— BEGIN —
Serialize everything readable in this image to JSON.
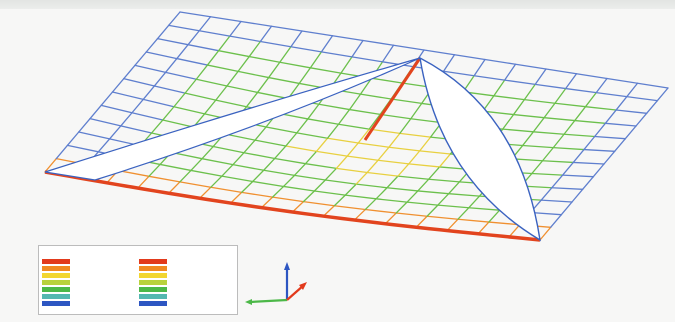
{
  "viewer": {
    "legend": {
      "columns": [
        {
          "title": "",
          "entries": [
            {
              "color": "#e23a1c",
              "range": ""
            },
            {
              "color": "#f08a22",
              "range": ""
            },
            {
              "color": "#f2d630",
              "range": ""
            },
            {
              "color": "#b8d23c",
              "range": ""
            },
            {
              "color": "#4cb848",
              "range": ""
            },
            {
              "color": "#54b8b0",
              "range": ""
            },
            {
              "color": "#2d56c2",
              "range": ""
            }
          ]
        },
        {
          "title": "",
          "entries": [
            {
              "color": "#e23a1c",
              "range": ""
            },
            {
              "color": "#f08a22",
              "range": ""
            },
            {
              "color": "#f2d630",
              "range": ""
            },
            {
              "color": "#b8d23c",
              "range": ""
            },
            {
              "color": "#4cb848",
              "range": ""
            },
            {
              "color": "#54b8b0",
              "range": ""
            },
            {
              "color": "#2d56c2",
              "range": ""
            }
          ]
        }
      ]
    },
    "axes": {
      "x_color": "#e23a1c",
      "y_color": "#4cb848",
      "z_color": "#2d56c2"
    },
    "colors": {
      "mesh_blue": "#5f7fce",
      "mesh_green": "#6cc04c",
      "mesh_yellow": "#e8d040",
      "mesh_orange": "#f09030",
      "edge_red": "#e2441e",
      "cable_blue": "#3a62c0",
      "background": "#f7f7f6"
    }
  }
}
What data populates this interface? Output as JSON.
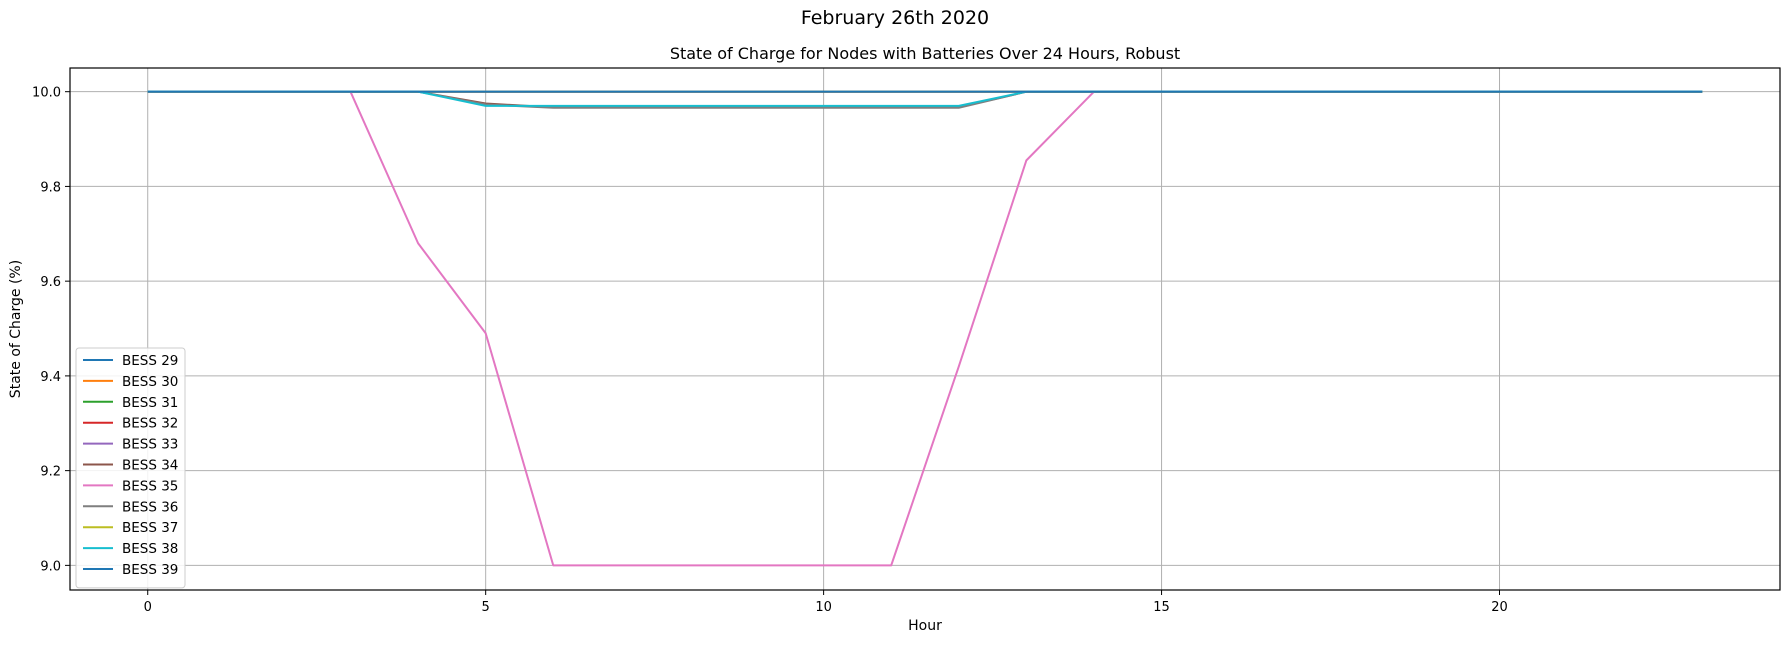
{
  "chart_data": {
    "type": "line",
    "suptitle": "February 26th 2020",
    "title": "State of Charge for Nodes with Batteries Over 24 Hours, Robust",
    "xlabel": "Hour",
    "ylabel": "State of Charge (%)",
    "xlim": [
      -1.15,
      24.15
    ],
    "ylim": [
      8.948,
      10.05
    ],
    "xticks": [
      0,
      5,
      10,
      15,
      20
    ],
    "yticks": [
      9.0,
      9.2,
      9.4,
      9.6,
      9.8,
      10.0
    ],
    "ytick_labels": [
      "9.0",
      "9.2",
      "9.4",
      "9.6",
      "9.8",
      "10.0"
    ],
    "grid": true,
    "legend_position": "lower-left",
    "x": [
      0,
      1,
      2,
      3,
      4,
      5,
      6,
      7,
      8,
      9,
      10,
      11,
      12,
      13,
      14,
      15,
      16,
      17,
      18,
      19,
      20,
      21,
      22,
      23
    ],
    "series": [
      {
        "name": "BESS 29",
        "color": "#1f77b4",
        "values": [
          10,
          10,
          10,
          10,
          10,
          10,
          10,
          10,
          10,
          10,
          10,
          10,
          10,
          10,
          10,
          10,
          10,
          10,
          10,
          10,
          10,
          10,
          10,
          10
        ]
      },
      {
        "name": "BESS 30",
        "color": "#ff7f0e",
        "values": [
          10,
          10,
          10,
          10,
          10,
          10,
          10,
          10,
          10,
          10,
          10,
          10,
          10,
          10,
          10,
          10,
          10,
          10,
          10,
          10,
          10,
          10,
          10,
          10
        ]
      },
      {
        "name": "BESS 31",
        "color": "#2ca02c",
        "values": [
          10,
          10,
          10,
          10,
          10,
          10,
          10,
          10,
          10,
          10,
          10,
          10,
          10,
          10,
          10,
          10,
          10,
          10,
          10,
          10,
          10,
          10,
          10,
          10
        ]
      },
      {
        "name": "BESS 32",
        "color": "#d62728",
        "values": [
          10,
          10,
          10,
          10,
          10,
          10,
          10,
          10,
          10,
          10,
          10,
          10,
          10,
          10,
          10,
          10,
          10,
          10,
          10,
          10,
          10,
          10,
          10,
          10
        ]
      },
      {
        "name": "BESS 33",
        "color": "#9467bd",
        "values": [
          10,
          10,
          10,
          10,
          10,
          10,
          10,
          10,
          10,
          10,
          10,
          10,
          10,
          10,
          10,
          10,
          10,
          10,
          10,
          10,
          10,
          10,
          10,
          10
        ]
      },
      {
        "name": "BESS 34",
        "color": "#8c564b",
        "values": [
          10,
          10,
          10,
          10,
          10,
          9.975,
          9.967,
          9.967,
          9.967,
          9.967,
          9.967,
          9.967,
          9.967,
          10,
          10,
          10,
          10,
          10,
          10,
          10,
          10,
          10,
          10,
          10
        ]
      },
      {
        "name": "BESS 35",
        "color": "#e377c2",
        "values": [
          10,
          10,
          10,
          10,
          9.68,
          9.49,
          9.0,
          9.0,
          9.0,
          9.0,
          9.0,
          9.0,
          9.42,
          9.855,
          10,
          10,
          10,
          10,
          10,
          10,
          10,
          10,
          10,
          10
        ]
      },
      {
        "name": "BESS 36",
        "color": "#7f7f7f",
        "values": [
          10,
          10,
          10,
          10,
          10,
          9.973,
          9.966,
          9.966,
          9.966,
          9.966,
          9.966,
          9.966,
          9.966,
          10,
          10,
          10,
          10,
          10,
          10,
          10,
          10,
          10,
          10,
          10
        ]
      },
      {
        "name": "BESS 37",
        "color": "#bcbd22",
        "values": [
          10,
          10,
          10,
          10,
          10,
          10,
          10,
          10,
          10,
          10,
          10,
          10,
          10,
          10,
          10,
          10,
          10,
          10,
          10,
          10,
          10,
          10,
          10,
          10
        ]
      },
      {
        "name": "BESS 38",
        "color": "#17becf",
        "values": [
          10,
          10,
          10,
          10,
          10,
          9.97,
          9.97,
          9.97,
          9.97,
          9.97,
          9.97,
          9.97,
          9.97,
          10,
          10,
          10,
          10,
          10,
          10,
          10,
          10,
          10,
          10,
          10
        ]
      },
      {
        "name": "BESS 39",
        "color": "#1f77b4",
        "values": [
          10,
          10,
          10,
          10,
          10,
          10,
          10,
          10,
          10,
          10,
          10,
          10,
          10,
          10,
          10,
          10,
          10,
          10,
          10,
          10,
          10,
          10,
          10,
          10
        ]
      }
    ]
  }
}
— END —
— BEGIN —
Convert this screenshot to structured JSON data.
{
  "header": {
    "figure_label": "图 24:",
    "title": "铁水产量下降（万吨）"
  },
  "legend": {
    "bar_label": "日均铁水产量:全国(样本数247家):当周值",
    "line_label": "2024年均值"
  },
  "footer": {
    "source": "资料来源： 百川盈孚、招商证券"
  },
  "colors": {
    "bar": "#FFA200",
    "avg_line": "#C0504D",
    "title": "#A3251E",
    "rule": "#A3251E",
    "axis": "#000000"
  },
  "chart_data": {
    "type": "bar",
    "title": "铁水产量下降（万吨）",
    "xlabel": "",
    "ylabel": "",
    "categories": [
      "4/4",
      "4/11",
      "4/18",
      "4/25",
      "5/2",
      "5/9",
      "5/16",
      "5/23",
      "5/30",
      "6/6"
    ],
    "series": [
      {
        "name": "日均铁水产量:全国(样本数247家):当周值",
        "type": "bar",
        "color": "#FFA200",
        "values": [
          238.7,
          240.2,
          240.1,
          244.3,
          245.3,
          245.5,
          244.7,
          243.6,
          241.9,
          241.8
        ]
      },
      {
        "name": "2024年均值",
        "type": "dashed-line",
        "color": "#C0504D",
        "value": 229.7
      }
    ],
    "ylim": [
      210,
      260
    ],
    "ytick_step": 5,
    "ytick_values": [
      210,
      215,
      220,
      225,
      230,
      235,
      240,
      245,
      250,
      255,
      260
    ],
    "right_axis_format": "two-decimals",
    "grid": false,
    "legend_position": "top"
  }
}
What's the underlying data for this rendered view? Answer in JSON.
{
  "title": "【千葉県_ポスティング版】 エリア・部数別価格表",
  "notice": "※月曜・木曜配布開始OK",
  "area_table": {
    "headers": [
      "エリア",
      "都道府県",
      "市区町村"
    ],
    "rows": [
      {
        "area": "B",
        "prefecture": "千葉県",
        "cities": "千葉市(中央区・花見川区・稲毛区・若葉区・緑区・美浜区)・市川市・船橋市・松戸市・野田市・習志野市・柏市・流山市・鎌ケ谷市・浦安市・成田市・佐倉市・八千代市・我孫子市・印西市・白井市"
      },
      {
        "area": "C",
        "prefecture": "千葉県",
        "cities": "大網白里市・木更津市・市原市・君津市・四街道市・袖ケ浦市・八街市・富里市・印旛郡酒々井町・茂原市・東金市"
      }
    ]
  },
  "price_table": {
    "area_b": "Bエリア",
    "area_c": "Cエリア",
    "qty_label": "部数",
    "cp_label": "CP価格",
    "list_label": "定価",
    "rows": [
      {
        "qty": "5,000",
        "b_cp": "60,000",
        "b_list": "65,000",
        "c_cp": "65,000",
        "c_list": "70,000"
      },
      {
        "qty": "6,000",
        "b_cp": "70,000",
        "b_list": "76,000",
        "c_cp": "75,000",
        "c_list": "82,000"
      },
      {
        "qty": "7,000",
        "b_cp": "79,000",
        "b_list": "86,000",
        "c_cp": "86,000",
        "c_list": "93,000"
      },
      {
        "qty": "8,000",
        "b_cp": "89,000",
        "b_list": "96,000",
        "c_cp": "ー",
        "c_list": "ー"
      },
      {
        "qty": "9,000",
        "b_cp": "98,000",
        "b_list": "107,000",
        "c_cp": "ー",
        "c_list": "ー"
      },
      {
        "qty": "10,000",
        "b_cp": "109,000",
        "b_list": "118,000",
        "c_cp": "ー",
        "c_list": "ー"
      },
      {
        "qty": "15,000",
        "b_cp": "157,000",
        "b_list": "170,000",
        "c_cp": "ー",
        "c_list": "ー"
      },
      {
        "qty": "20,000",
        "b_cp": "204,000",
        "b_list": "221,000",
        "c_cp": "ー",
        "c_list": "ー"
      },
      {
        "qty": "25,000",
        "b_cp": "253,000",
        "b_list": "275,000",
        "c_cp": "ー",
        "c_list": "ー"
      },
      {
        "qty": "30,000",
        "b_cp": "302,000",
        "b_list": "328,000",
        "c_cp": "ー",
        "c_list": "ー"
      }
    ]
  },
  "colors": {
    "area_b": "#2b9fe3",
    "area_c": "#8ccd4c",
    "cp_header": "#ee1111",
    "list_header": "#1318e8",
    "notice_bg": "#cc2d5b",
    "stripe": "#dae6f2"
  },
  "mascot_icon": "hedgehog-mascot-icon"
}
— END —
- WHAT THE TASK ASKS
From the listing above, copy every line that holds the string "cities".

- WRITTEN SOLUTION
        "cities": "千葉市(中央区・花見川区・稲毛区・若葉区・緑区・美浜区)・市川市・船橋市・松戸市・野田市・習志野市・柏市・流山市・鎌ケ谷市・浦安市・成田市・佐倉市・八千代市・我孫子市・印西市・白井市"
        "cities": "大網白里市・木更津市・市原市・君津市・四街道市・袖ケ浦市・八街市・富里市・印旛郡酒々井町・茂原市・東金市"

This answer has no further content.